● Job: Word for word, quote all of the material, omitting the pictures.

(Data entries)
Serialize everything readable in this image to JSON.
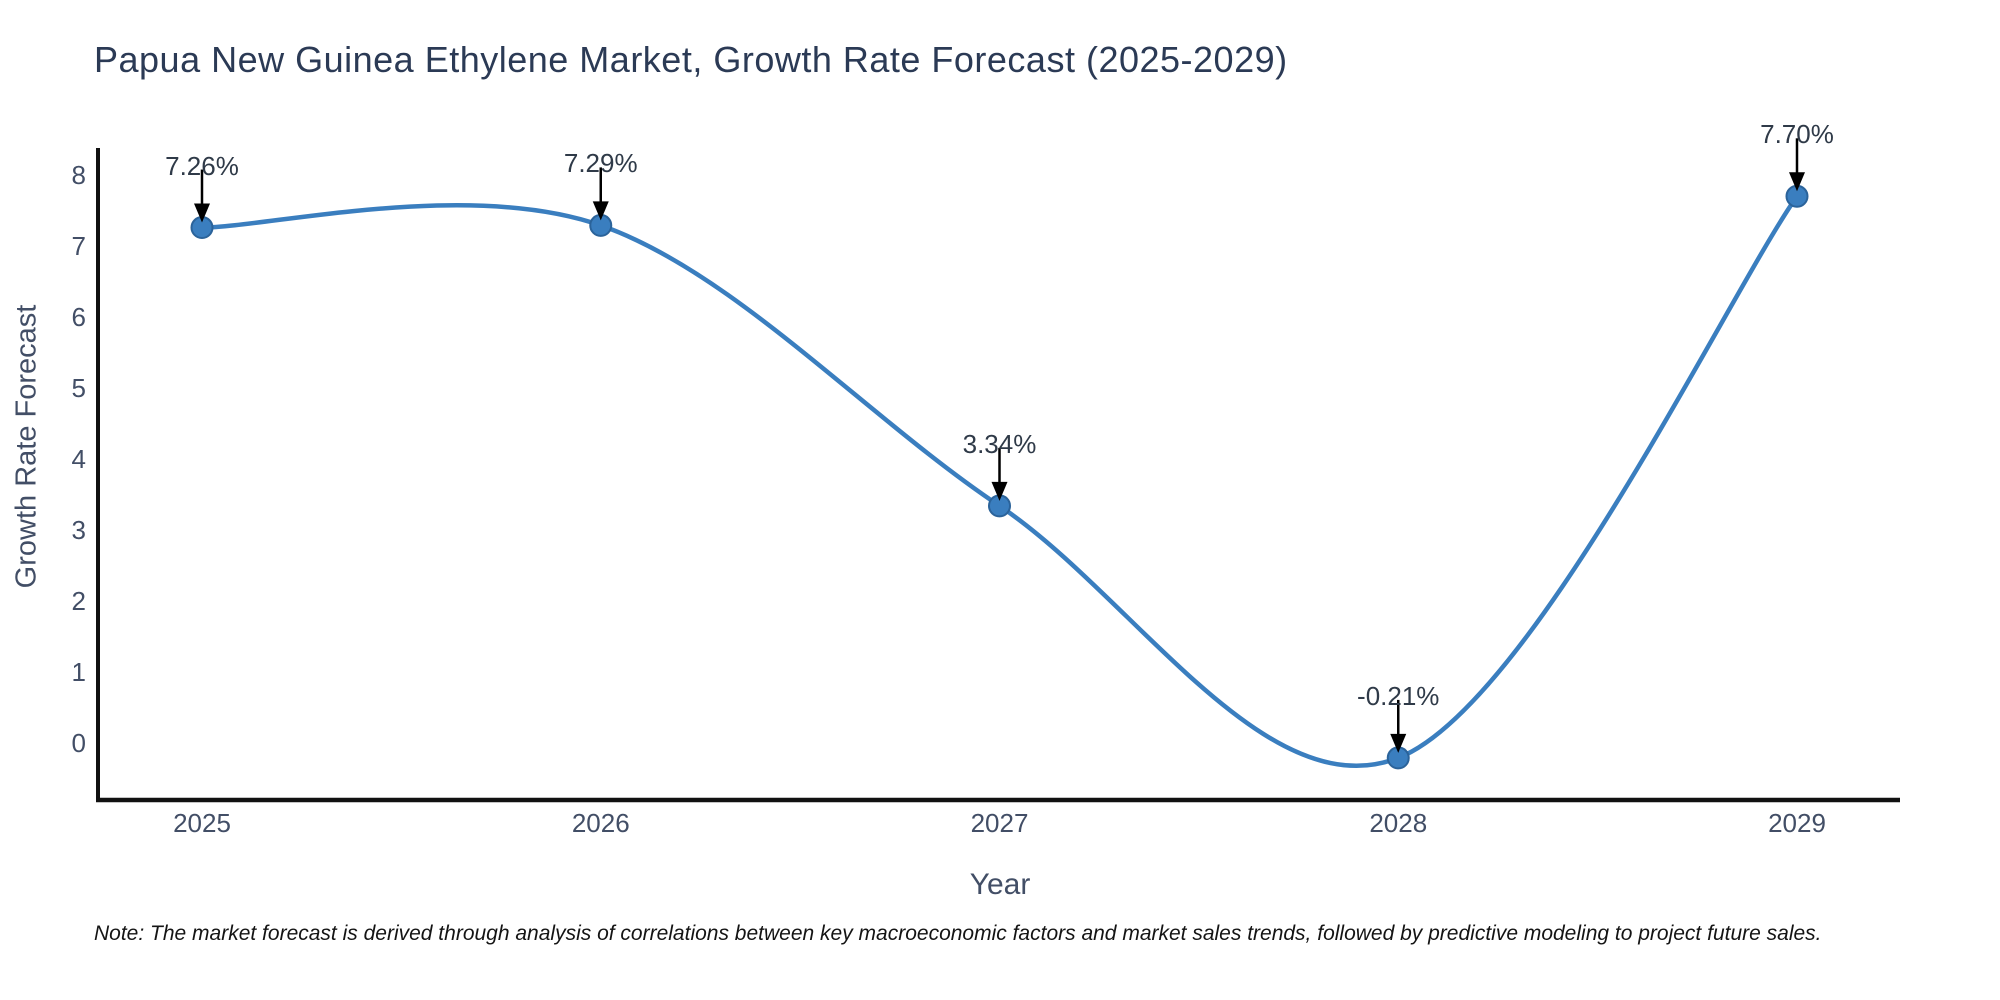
{
  "title": "Papua New Guinea Ethylene Market, Growth Rate Forecast (2025-2029)",
  "note": "Note: The market forecast is derived through analysis of correlations between key macroeconomic factors and market sales trends, followed by predictive modeling to project future sales.",
  "chart_data": {
    "type": "line",
    "title": "Papua New Guinea Ethylene Market, Growth Rate Forecast (2025-2029)",
    "xlabel": "Year",
    "ylabel": "Growth Rate Forecast",
    "x": [
      2025,
      2026,
      2027,
      2028,
      2029
    ],
    "values": [
      7.26,
      7.29,
      3.34,
      -0.21,
      7.7
    ],
    "labels": [
      "7.26%",
      "7.29%",
      "3.34%",
      "-0.21%",
      "7.70%"
    ],
    "x_ticks": [
      "2025",
      "2026",
      "2027",
      "2028",
      "2029"
    ],
    "y_ticks": [
      "8",
      "7",
      "6",
      "5",
      "4",
      "3",
      "2",
      "1",
      "0"
    ],
    "ylim": [
      -0.8,
      8.4
    ],
    "grid": false,
    "legend_position": "none",
    "line_shape": "spline",
    "marker": "circle",
    "annotation_arrows": true,
    "colors": {
      "line": "#3a7ebf",
      "marker_fill": "#3a7ebf",
      "marker_edge": "#2b639a",
      "arrow": "#000000",
      "axis": "#111111",
      "title_text": "#2b3a55",
      "tick_text": "#424e66",
      "annotation_text": "#2f3a48",
      "note_text": "#141414",
      "background": "#ffffff"
    }
  }
}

● Correct response:
Serialize everything readable in this image to JSON.
{
  "title": "Papua New Guinea Ethylene Market, Growth Rate Forecast (2025-2029)",
  "note": "Note: The market forecast is derived through analysis of correlations between key macroeconomic factors and market sales trends, followed by predictive modeling to project future sales.",
  "chart_data": {
    "type": "line",
    "title": "Papua New Guinea Ethylene Market, Growth Rate Forecast (2025-2029)",
    "xlabel": "Year",
    "ylabel": "Growth Rate Forecast",
    "x": [
      2025,
      2026,
      2027,
      2028,
      2029
    ],
    "values": [
      7.26,
      7.29,
      3.34,
      -0.21,
      7.7
    ],
    "labels": [
      "7.26%",
      "7.29%",
      "3.34%",
      "-0.21%",
      "7.70%"
    ],
    "x_ticks": [
      "2025",
      "2026",
      "2027",
      "2028",
      "2029"
    ],
    "y_ticks": [
      "8",
      "7",
      "6",
      "5",
      "4",
      "3",
      "2",
      "1",
      "0"
    ],
    "ylim": [
      -0.8,
      8.4
    ],
    "grid": false,
    "legend_position": "none",
    "line_shape": "spline",
    "marker": "circle",
    "annotation_arrows": true,
    "colors": {
      "line": "#3a7ebf",
      "marker_fill": "#3a7ebf",
      "marker_edge": "#2b639a",
      "arrow": "#000000",
      "axis": "#111111",
      "title_text": "#2b3a55",
      "tick_text": "#424e66",
      "annotation_text": "#2f3a48",
      "note_text": "#141414",
      "background": "#ffffff"
    }
  }
}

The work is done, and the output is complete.